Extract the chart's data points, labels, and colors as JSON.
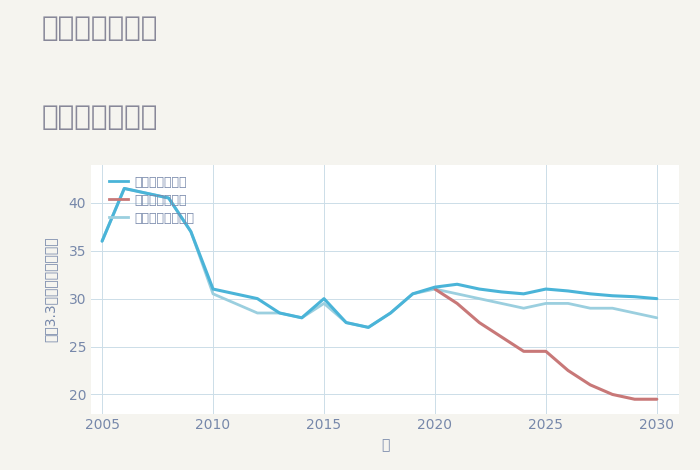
{
  "title_line1": "兵庫県妻鹿駅の",
  "title_line2": "土地の価格推移",
  "xlabel": "年",
  "ylabel": "坪（3.3㎡）単価（万円）",
  "background_color": "#f5f4ef",
  "plot_bg_color": "#ffffff",
  "xlim": [
    2004.5,
    2031
  ],
  "ylim": [
    18,
    44
  ],
  "yticks": [
    20,
    25,
    30,
    35,
    40
  ],
  "xticks": [
    2005,
    2010,
    2015,
    2020,
    2025,
    2030
  ],
  "grid_color": "#ccdde8",
  "good_scenario": {
    "label": "グッドシナリオ",
    "color": "#4ab4d8",
    "linewidth": 2.2,
    "years": [
      2005,
      2006,
      2007,
      2008,
      2009,
      2010,
      2011,
      2012,
      2013,
      2014,
      2015,
      2016,
      2017,
      2018,
      2019,
      2020,
      2021,
      2022,
      2023,
      2024,
      2025,
      2026,
      2027,
      2028,
      2029,
      2030
    ],
    "values": [
      36.0,
      41.5,
      41.0,
      40.5,
      37.0,
      31.0,
      30.5,
      30.0,
      28.5,
      28.0,
      30.0,
      27.5,
      27.0,
      28.5,
      30.5,
      31.2,
      31.5,
      31.0,
      30.7,
      30.5,
      31.0,
      30.8,
      30.5,
      30.3,
      30.2,
      30.0
    ]
  },
  "bad_scenario": {
    "label": "バッドシナリオ",
    "color": "#c87878",
    "linewidth": 2.2,
    "years": [
      2020,
      2021,
      2022,
      2023,
      2024,
      2025,
      2026,
      2027,
      2028,
      2029,
      2030
    ],
    "values": [
      31.0,
      29.5,
      27.5,
      26.0,
      24.5,
      24.5,
      22.5,
      21.0,
      20.0,
      19.5,
      19.5
    ]
  },
  "normal_scenario": {
    "label": "ノーマルシナリオ",
    "color": "#9bcfdf",
    "linewidth": 2.0,
    "years": [
      2005,
      2006,
      2007,
      2008,
      2009,
      2010,
      2011,
      2012,
      2013,
      2014,
      2015,
      2016,
      2017,
      2018,
      2019,
      2020,
      2021,
      2022,
      2023,
      2024,
      2025,
      2026,
      2027,
      2028,
      2029,
      2030
    ],
    "values": [
      36.0,
      41.5,
      41.0,
      40.5,
      37.0,
      30.5,
      29.5,
      28.5,
      28.5,
      28.0,
      29.5,
      27.5,
      27.0,
      28.5,
      30.5,
      31.0,
      30.5,
      30.0,
      29.5,
      29.0,
      29.5,
      29.5,
      29.0,
      29.0,
      28.5,
      28.0
    ]
  },
  "legend_fontsize": 9,
  "title_fontsize": 20,
  "tick_fontsize": 10,
  "label_fontsize": 10,
  "title_color": "#888899",
  "tick_color": "#7788aa",
  "label_color": "#7788aa"
}
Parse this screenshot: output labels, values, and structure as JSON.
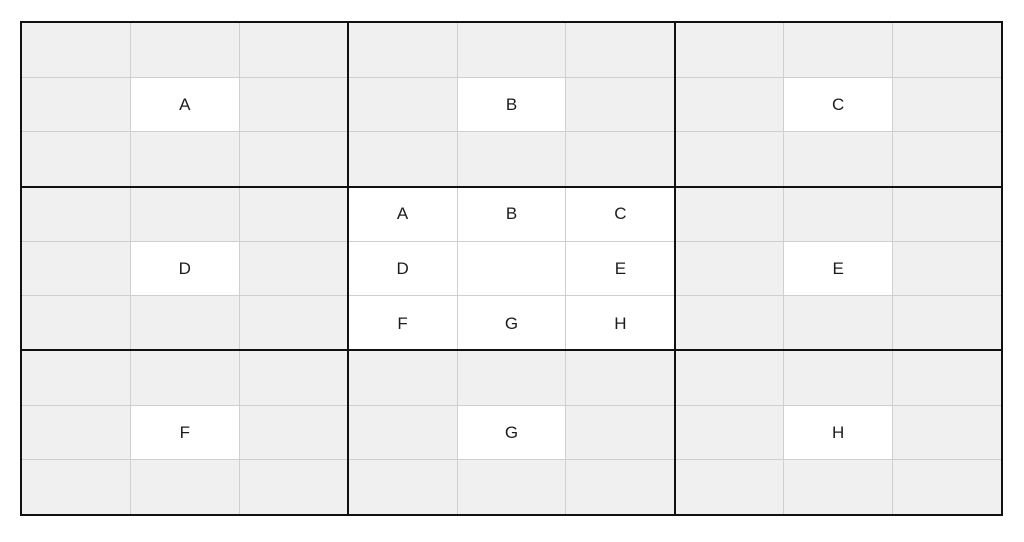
{
  "board": {
    "rows": 9,
    "cols": 9,
    "block_rows": 3,
    "block_cols": 3,
    "colors": {
      "page_bg": "#ffffff",
      "cell_default": "#f0f0f0",
      "cell_highlight": "#ffffff",
      "grid_line": "#cfcfcf",
      "block_line": "#111111",
      "label_text": "#1c1c1c"
    },
    "cells": [
      [
        "",
        "",
        "",
        "",
        "",
        "",
        "",
        "",
        ""
      ],
      [
        "",
        "A",
        "",
        "",
        "B",
        "",
        "",
        "C",
        ""
      ],
      [
        "",
        "",
        "",
        "",
        "",
        "",
        "",
        "",
        ""
      ],
      [
        "",
        "",
        "",
        "A",
        "B",
        "C",
        "",
        "",
        ""
      ],
      [
        "",
        "D",
        "",
        "D",
        "",
        "E",
        "",
        "E",
        ""
      ],
      [
        "",
        "",
        "",
        "F",
        "G",
        "H",
        "",
        "",
        ""
      ],
      [
        "",
        "",
        "",
        "",
        "",
        "",
        "",
        "",
        ""
      ],
      [
        "",
        "F",
        "",
        "",
        "G",
        "",
        "",
        "H",
        ""
      ],
      [
        "",
        "",
        "",
        "",
        "",
        "",
        "",
        "",
        ""
      ]
    ],
    "white_cells": [
      "1,1",
      "1,4",
      "1,7",
      "3,3",
      "3,4",
      "3,5",
      "4,1",
      "4,3",
      "4,4",
      "4,5",
      "4,7",
      "5,3",
      "5,4",
      "5,5",
      "7,1",
      "7,4",
      "7,7"
    ]
  }
}
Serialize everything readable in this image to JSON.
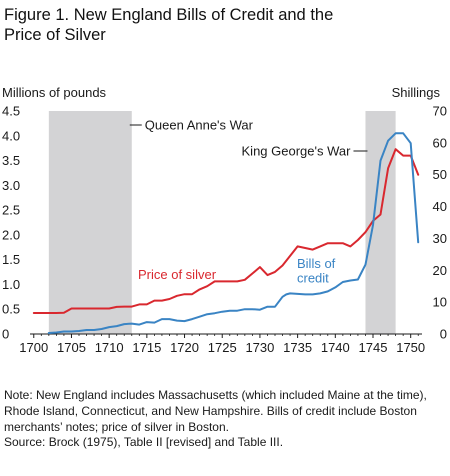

Task objective:
Images must not appear in the copy; reproduce everything else in the records verbatim.

Result:
Extract the chart's data points, labels, and colors as JSON.
{
  "title_line1": "兵庫県妻鹿駅の",
  "title_line2": "土地の価格推移",
  "xlabel": "年",
  "ylabel": "坪（3.3㎡）単価（万円）",
  "background_color": "#f5f4ef",
  "plot_bg_color": "#ffffff",
  "xlim": [
    2004.5,
    2031
  ],
  "ylim": [
    18,
    44
  ],
  "yticks": [
    20,
    25,
    30,
    35,
    40
  ],
  "xticks": [
    2005,
    2010,
    2015,
    2020,
    2025,
    2030
  ],
  "grid_color": "#ccdde8",
  "good_scenario": {
    "label": "グッドシナリオ",
    "color": "#4ab4d8",
    "linewidth": 2.2,
    "years": [
      2005,
      2006,
      2007,
      2008,
      2009,
      2010,
      2011,
      2012,
      2013,
      2014,
      2015,
      2016,
      2017,
      2018,
      2019,
      2020,
      2021,
      2022,
      2023,
      2024,
      2025,
      2026,
      2027,
      2028,
      2029,
      2030
    ],
    "values": [
      36.0,
      41.5,
      41.0,
      40.5,
      37.0,
      31.0,
      30.5,
      30.0,
      28.5,
      28.0,
      30.0,
      27.5,
      27.0,
      28.5,
      30.5,
      31.2,
      31.5,
      31.0,
      30.7,
      30.5,
      31.0,
      30.8,
      30.5,
      30.3,
      30.2,
      30.0
    ]
  },
  "bad_scenario": {
    "label": "バッドシナリオ",
    "color": "#c87878",
    "linewidth": 2.2,
    "years": [
      2020,
      2021,
      2022,
      2023,
      2024,
      2025,
      2026,
      2027,
      2028,
      2029,
      2030
    ],
    "values": [
      31.0,
      29.5,
      27.5,
      26.0,
      24.5,
      24.5,
      22.5,
      21.0,
      20.0,
      19.5,
      19.5
    ]
  },
  "normal_scenario": {
    "label": "ノーマルシナリオ",
    "color": "#9bcfdf",
    "linewidth": 2.0,
    "years": [
      2005,
      2006,
      2007,
      2008,
      2009,
      2010,
      2011,
      2012,
      2013,
      2014,
      2015,
      2016,
      2017,
      2018,
      2019,
      2020,
      2021,
      2022,
      2023,
      2024,
      2025,
      2026,
      2027,
      2028,
      2029,
      2030
    ],
    "values": [
      36.0,
      41.5,
      41.0,
      40.5,
      37.0,
      30.5,
      29.5,
      28.5,
      28.5,
      28.0,
      29.5,
      27.5,
      27.0,
      28.5,
      30.5,
      31.0,
      30.5,
      30.0,
      29.5,
      29.0,
      29.5,
      29.5,
      29.0,
      29.0,
      28.5,
      28.0
    ]
  },
  "legend_fontsize": 9,
  "title_fontsize": 20,
  "tick_fontsize": 10,
  "label_fontsize": 10,
  "title_color": "#888899",
  "tick_color": "#7788aa",
  "label_color": "#7788aa"
}
Parse this screenshot: output labels, values, and structure as JSON.
{
  "board": {
    "rows": 9,
    "cols": 9,
    "block_rows": 3,
    "block_cols": 3,
    "colors": {
      "page_bg": "#ffffff",
      "cell_default": "#f0f0f0",
      "cell_highlight": "#ffffff",
      "grid_line": "#cfcfcf",
      "block_line": "#111111",
      "label_text": "#1c1c1c"
    },
    "cells": [
      [
        "",
        "",
        "",
        "",
        "",
        "",
        "",
        "",
        ""
      ],
      [
        "",
        "A",
        "",
        "",
        "B",
        "",
        "",
        "C",
        ""
      ],
      [
        "",
        "",
        "",
        "",
        "",
        "",
        "",
        "",
        ""
      ],
      [
        "",
        "",
        "",
        "A",
        "B",
        "C",
        "",
        "",
        ""
      ],
      [
        "",
        "D",
        "",
        "D",
        "",
        "E",
        "",
        "E",
        ""
      ],
      [
        "",
        "",
        "",
        "F",
        "G",
        "H",
        "",
        "",
        ""
      ],
      [
        "",
        "",
        "",
        "",
        "",
        "",
        "",
        "",
        ""
      ],
      [
        "",
        "F",
        "",
        "",
        "G",
        "",
        "",
        "H",
        ""
      ],
      [
        "",
        "",
        "",
        "",
        "",
        "",
        "",
        "",
        ""
      ]
    ],
    "white_cells": [
      "1,1",
      "1,4",
      "1,7",
      "3,3",
      "3,4",
      "3,5",
      "4,1",
      "4,3",
      "4,4",
      "4,5",
      "4,7",
      "5,3",
      "5,4",
      "5,5",
      "7,1",
      "7,4",
      "7,7"
    ]
  }
}
Serialize everything readable in this image to JSON.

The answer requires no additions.